● TO DO:
Give the listing again character for character, but drop the images.

[Data records]
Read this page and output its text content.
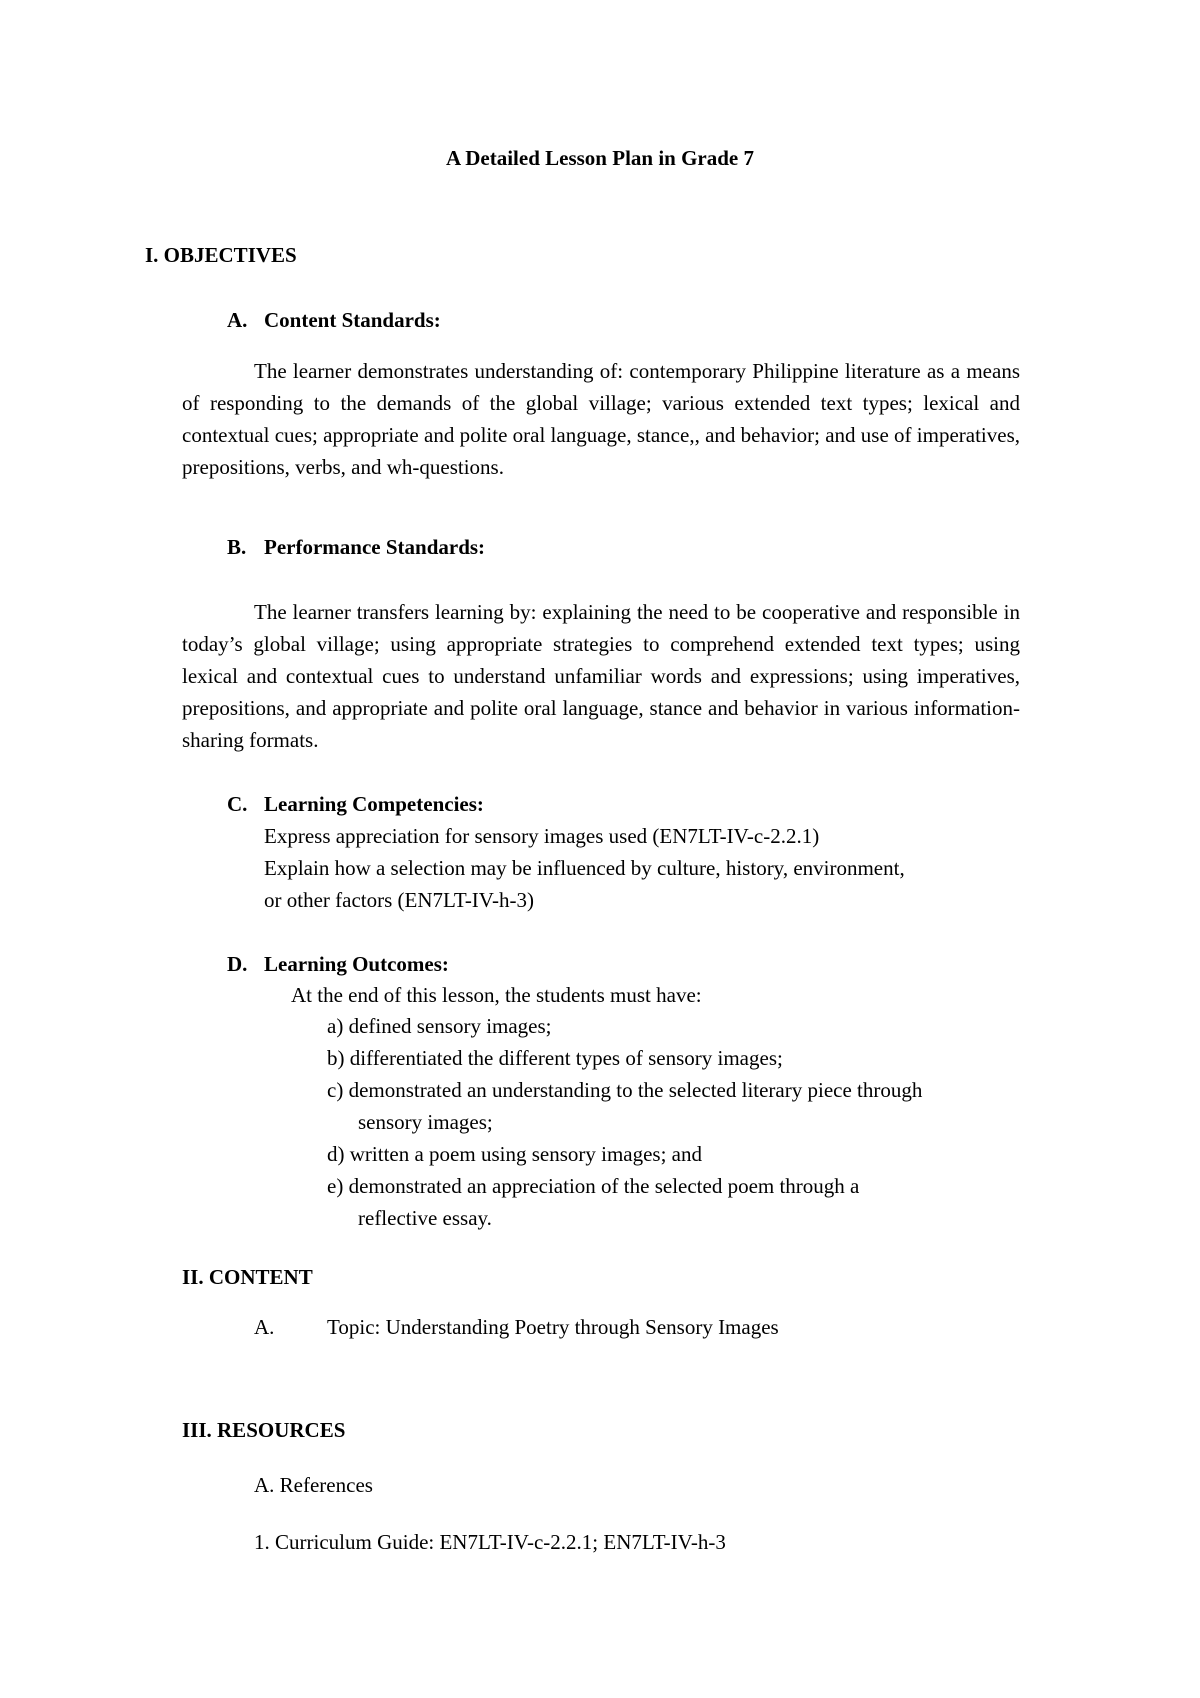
A Detailed Lesson Plan in Grade 7
I. OBJECTIVES
A. Content Standards:
The learner demonstrates understanding of: contemporary Philippine literature as a means of responding to the demands of the global village; various extended text types; lexical and contextual cues; appropriate and polite oral language, stance,, and behavior; and use of imperatives, prepositions, verbs, and wh-questions.
B. Performance Standards:
The learner transfers learning by: explaining the need to be cooperative and responsible in today’s global village; using appropriate strategies to comprehend extended text types; using lexical and contextual cues to understand unfamiliar words and expressions; using imperatives, prepositions, and appropriate and polite oral language, stance and behavior in various information-sharing formats.
C. Learning Competencies:
Express appreciation for sensory images used (EN7LT-IV-c-2.2.1)
Explain how a selection may be influenced by culture, history, environment,
or other factors (EN7LT-IV-h-3)
D. Learning Outcomes:
At the end of this lesson, the students must have:
a) defined sensory images;
b) differentiated the different types of sensory images;
c) demonstrated an understanding to the selected literary piece through
sensory images;
d) written a poem using sensory images; and
e) demonstrated an appreciation of the selected poem through a
reflective essay.
II. CONTENT
A.	Topic: Understanding Poetry through Sensory Images
III. RESOURCES
A. References
1. Curriculum Guide: EN7LT-IV-c-2.2.1; EN7LT-IV-h-3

● COMPLETE ANSWER:
Read this page and output its text content.
A Detailed Lesson Plan in Grade 7
I. OBJECTIVES
A. Content Standards:
The learner demonstrates understanding of: contemporary Philippine literature as a means of responding to the demands of the global village; various extended text types; lexical and contextual cues; appropriate and polite oral language, stance,, and behavior; and use of imperatives, prepositions, verbs, and wh-questions.
B. Performance Standards:
The learner transfers learning by: explaining the need to be cooperative and responsible in today’s global village; using appropriate strategies to comprehend extended text types; using lexical and contextual cues to understand unfamiliar words and expressions; using imperatives, prepositions, and appropriate and polite oral language, stance and behavior in various information-sharing formats.
C. Learning Competencies:
Express appreciation for sensory images used (EN7LT-IV-c-2.2.1)
Explain how a selection may be influenced by culture, history, environment,
or other factors (EN7LT-IV-h-3)
D. Learning Outcomes:
At the end of this lesson, the students must have:
a) defined sensory images;
b) differentiated the different types of sensory images;
c) demonstrated an understanding to the selected literary piece through
sensory images;
d) written a poem using sensory images; and
e) demonstrated an appreciation of the selected poem through a
reflective essay.
II. CONTENT
A.	Topic: Understanding Poetry through Sensory Images
III. RESOURCES
A. References
1. Curriculum Guide: EN7LT-IV-c-2.2.1; EN7LT-IV-h-3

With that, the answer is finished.